A faithful transcription of all the data is required.

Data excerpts
----------------

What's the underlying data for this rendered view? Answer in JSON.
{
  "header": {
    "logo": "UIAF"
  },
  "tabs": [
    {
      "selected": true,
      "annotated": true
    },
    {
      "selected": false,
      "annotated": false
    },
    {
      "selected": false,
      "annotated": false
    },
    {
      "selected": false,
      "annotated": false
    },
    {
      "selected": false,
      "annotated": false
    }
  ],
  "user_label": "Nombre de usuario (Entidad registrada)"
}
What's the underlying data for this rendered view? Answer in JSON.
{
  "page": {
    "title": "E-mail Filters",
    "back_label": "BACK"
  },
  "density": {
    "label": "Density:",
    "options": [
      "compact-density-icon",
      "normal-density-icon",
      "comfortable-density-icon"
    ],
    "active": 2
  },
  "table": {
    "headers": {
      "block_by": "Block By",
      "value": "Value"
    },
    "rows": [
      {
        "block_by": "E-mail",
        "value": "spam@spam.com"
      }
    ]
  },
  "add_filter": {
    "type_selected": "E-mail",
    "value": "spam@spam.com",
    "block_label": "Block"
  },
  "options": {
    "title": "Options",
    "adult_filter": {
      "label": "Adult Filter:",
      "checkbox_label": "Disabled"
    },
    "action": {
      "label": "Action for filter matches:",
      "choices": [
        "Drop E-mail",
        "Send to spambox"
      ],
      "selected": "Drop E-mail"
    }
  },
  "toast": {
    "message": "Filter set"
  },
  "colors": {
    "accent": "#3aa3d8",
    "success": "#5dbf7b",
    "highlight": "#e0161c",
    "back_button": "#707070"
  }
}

----------------

** Complete answer **
What's the underlying data for this rendered view? Answer in JSON.
{
  "header": {
    "logo": "UIAF"
  },
  "tabs": [
    {
      "selected": true,
      "annotated": true
    },
    {
      "selected": false,
      "annotated": false
    },
    {
      "selected": false,
      "annotated": false
    },
    {
      "selected": false,
      "annotated": false
    },
    {
      "selected": false,
      "annotated": false
    }
  ],
  "user_label": "Nombre de usuario (Entidad registrada)"
}
What's the underlying data for this rendered view? Answer in JSON.
{
  "page": {
    "title": "E-mail Filters",
    "back_label": "BACK"
  },
  "density": {
    "label": "Density:",
    "options": [
      "compact-density-icon",
      "normal-density-icon",
      "comfortable-density-icon"
    ],
    "active": 2
  },
  "table": {
    "headers": {
      "block_by": "Block By",
      "value": "Value"
    },
    "rows": [
      {
        "block_by": "E-mail",
        "value": "spam@spam.com"
      }
    ]
  },
  "add_filter": {
    "type_selected": "E-mail",
    "value": "spam@spam.com",
    "block_label": "Block"
  },
  "options": {
    "title": "Options",
    "adult_filter": {
      "label": "Adult Filter:",
      "checkbox_label": "Disabled"
    },
    "action": {
      "label": "Action for filter matches:",
      "choices": [
        "Drop E-mail",
        "Send to spambox"
      ],
      "selected": "Drop E-mail"
    }
  },
  "toast": {
    "message": "Filter set"
  },
  "colors": {
    "accent": "#3aa3d8",
    "success": "#5dbf7b",
    "highlight": "#e0161c",
    "back_button": "#707070"
  }
}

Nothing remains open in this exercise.